EXERCISE PROMPT: Please put the lines from the first one up to and including the line with "Text: 08:00: 08:00 [31,142,55,150]" into a JSON list of strings, one string per line, with blank lines left out.

DATA SHOWN:
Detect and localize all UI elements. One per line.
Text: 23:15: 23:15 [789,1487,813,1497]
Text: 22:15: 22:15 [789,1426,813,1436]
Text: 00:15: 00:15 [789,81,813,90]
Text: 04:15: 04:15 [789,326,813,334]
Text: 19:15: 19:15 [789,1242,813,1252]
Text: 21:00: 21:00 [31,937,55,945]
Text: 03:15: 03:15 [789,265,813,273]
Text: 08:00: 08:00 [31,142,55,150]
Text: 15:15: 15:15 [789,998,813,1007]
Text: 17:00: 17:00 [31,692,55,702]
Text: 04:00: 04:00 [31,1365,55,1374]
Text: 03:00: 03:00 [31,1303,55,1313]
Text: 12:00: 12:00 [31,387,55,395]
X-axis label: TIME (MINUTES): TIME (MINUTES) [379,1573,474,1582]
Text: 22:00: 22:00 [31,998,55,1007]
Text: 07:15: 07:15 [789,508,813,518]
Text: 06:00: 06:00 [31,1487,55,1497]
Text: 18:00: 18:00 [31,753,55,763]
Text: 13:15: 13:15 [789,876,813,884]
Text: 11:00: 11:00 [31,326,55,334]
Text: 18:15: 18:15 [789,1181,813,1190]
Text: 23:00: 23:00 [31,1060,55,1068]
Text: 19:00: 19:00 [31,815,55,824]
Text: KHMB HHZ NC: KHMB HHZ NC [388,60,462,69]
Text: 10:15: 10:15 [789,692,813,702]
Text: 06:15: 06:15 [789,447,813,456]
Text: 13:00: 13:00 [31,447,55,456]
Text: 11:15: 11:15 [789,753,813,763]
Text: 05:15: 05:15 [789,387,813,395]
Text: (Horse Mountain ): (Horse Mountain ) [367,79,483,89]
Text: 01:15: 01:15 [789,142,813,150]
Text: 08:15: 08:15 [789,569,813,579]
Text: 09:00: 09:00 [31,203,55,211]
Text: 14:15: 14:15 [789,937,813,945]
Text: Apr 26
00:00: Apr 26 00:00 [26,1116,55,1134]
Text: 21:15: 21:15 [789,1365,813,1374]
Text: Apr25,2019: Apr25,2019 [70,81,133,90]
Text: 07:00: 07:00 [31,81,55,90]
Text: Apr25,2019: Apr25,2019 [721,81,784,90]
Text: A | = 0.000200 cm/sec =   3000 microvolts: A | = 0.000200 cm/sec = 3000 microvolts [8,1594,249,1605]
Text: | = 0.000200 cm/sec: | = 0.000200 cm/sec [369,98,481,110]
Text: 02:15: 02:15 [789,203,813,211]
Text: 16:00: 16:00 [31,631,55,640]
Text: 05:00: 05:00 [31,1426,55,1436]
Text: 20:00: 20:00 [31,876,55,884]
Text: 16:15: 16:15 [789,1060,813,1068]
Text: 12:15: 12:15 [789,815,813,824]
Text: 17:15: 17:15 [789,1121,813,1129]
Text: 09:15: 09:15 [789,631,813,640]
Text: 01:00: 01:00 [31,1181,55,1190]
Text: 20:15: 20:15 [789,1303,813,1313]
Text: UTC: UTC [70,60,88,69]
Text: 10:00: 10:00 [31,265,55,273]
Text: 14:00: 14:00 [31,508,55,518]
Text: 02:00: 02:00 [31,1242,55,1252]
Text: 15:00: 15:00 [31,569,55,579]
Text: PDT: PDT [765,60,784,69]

WRITTEN REPLY:
[
  "Detect and localize all UI elements. One per line.",
  "Text: 23:15: 23:15 [789,1487,813,1497]",
  "Text: 22:15: 22:15 [789,1426,813,1436]",
  "Text: 00:15: 00:15 [789,81,813,90]",
  "Text: 04:15: 04:15 [789,326,813,334]",
  "Text: 19:15: 19:15 [789,1242,813,1252]",
  "Text: 21:00: 21:00 [31,937,55,945]",
  "Text: 03:15: 03:15 [789,265,813,273]",
  "Text: 08:00: 08:00 [31,142,55,150]"
]